PROBLEM DETAILS ->
Please retype the lines from the line containing "List every element" up to and including the line containing "road-shield-md-32-south: MD 32", with nothing changed.
## START INPUT FOR THIS TASK
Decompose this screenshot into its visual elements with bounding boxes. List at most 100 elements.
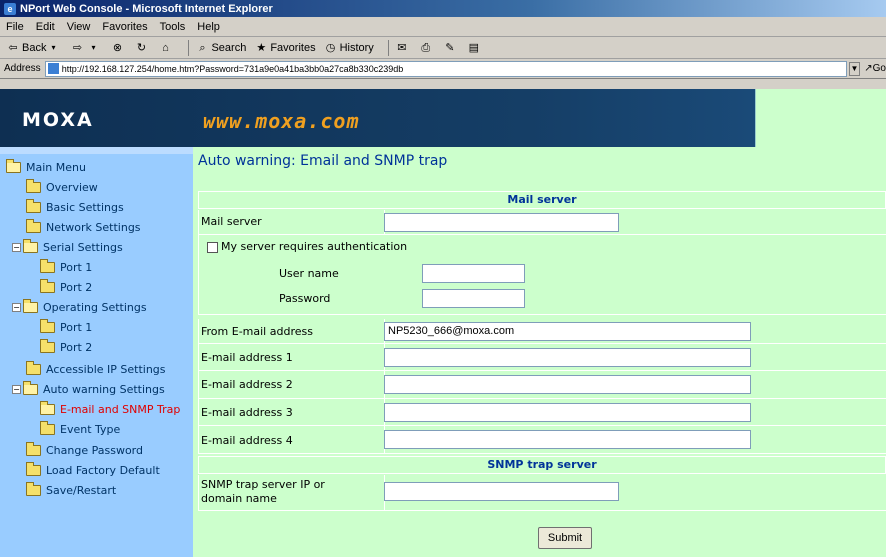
## END INPUT FOR THIS TASK
## START INPUT FOR THIS TASK
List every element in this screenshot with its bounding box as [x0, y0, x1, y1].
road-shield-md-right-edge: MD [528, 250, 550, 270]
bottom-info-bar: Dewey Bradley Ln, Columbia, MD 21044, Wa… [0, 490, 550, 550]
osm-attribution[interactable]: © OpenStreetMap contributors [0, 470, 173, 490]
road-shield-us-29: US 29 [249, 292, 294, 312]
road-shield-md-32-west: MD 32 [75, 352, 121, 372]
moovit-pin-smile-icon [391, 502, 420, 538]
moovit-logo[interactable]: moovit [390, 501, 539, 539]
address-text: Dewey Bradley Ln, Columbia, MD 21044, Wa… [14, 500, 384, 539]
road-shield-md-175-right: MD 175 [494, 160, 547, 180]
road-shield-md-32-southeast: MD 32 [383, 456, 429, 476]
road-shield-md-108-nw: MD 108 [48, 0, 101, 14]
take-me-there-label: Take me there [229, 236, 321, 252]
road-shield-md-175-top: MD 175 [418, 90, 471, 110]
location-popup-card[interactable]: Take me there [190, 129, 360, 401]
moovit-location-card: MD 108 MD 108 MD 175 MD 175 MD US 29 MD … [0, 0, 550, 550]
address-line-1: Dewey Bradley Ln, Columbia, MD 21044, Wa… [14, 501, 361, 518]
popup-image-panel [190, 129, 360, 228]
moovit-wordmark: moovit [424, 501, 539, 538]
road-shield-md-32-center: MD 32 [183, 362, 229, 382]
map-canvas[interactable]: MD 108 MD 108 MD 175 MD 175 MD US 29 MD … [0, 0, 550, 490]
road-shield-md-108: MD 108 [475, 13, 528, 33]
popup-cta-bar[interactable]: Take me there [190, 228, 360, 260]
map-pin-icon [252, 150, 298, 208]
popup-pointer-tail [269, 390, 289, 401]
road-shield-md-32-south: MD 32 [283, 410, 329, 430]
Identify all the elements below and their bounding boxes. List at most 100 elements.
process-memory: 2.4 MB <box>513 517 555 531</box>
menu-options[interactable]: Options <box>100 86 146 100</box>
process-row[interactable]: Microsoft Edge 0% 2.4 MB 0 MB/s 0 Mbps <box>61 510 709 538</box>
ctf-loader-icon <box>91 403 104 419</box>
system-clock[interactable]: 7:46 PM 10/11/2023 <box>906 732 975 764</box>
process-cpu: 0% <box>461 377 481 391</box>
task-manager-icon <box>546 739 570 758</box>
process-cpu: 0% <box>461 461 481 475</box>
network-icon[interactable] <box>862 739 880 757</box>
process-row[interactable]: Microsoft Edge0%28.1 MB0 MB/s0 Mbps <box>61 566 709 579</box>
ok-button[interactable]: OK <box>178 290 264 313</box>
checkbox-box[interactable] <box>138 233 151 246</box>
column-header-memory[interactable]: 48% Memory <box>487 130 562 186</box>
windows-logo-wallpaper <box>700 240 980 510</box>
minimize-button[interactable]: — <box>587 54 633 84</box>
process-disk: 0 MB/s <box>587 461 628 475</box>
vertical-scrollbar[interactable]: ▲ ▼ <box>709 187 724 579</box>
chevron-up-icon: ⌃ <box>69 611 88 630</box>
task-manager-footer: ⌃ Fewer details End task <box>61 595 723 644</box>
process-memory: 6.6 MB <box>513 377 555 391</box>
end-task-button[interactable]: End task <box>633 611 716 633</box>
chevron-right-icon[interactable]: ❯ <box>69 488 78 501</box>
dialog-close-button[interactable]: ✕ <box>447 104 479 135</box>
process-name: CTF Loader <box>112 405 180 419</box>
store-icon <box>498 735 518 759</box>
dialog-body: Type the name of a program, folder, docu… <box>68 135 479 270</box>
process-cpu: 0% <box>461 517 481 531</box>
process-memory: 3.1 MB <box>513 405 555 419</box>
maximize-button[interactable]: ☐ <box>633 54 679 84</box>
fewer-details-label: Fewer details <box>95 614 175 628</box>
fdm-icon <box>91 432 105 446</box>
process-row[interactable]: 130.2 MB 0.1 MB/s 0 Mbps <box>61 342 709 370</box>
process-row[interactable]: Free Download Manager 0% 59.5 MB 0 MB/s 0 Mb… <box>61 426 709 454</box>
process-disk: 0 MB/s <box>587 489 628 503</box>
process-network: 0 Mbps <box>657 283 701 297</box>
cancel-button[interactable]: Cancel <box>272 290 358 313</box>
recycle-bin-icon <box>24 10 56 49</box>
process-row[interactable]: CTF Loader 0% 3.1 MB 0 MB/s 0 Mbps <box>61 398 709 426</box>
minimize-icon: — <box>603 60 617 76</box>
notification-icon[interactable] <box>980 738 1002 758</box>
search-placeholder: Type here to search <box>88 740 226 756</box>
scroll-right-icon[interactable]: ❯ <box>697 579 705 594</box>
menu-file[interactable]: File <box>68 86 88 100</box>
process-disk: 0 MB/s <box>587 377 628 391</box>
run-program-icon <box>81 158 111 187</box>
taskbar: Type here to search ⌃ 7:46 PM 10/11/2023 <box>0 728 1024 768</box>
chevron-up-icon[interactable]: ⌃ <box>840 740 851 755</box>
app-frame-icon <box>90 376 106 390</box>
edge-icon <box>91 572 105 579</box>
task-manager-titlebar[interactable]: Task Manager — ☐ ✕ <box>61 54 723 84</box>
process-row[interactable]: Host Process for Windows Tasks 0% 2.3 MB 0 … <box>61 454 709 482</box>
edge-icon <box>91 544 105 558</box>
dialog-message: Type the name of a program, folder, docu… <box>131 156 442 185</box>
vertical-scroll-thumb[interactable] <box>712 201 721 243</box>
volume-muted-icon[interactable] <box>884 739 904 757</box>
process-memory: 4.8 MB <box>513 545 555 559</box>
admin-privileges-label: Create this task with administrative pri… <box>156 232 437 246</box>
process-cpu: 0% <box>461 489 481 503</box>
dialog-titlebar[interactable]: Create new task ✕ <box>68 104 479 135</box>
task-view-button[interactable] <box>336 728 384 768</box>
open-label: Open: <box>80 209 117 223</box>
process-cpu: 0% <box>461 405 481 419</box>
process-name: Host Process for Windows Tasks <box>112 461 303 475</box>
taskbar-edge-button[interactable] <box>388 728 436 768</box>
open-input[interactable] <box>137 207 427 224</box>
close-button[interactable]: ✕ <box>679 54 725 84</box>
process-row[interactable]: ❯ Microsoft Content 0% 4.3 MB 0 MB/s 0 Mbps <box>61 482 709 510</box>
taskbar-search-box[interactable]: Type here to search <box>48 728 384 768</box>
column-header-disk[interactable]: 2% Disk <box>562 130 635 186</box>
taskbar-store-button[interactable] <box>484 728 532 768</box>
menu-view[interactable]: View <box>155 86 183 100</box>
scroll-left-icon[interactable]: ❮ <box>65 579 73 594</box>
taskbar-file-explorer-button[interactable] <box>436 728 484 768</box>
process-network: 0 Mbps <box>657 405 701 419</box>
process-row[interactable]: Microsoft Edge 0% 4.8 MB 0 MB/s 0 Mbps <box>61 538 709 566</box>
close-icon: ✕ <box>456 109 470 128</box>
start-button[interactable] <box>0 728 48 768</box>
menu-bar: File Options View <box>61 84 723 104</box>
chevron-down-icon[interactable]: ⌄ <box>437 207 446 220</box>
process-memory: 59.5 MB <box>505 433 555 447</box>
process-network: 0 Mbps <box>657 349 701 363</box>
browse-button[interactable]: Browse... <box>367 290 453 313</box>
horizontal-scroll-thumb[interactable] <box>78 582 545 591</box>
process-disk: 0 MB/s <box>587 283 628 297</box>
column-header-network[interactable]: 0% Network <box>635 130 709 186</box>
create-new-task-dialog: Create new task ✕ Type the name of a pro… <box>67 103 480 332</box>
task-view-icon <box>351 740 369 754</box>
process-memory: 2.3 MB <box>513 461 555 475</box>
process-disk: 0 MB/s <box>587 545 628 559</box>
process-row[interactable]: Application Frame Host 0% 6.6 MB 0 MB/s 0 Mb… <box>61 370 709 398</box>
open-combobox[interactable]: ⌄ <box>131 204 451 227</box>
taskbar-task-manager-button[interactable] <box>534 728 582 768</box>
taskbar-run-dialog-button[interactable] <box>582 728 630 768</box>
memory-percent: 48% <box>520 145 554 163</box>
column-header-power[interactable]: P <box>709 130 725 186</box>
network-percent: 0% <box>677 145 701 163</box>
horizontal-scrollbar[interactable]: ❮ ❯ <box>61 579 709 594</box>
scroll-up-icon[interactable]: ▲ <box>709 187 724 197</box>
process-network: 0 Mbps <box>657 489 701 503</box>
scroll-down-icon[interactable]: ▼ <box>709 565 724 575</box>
## END INPUT FOR THIS TASK
WRITTEN ANSWER ->
List every element in this screenshot with its bounding box as [x0, y0, x1, y1].
road-shield-md-right-edge: MD [528, 250, 550, 270]
bottom-info-bar: Dewey Bradley Ln, Columbia, MD 21044, Wa… [0, 490, 550, 550]
osm-attribution[interactable]: © OpenStreetMap contributors [0, 470, 173, 490]
road-shield-us-29: US 29 [249, 292, 294, 312]
road-shield-md-32-west: MD 32 [75, 352, 121, 372]
moovit-pin-smile-icon [391, 502, 420, 538]
moovit-logo[interactable]: moovit [390, 501, 539, 539]
address-text: Dewey Bradley Ln, Columbia, MD 21044, Wa… [14, 500, 384, 539]
road-shield-md-175-right: MD 175 [494, 160, 547, 180]
road-shield-md-32-southeast: MD 32 [383, 456, 429, 476]
road-shield-md-108-nw: MD 108 [48, 0, 101, 14]
take-me-there-label: Take me there [229, 236, 321, 252]
road-shield-md-175-top: MD 175 [418, 90, 471, 110]
location-popup-card[interactable]: Take me there [190, 129, 360, 401]
moovit-location-card: MD 108 MD 108 MD 175 MD 175 MD US 29 MD … [0, 0, 550, 550]
address-line-1: Dewey Bradley Ln, Columbia, MD 21044, Wa… [14, 501, 361, 518]
popup-image-panel [190, 129, 360, 228]
moovit-wordmark: moovit [424, 501, 539, 538]
road-shield-md-32-center: MD 32 [183, 362, 229, 382]
map-canvas[interactable]: MD 108 MD 108 MD 175 MD 175 MD US 29 MD … [0, 0, 550, 490]
road-shield-md-108: MD 108 [475, 13, 528, 33]
popup-cta-bar[interactable]: Take me there [190, 228, 360, 260]
map-pin-icon [252, 150, 298, 208]
popup-pointer-tail [269, 390, 289, 401]
road-shield-md-32-south: MD 32 [283, 410, 329, 430]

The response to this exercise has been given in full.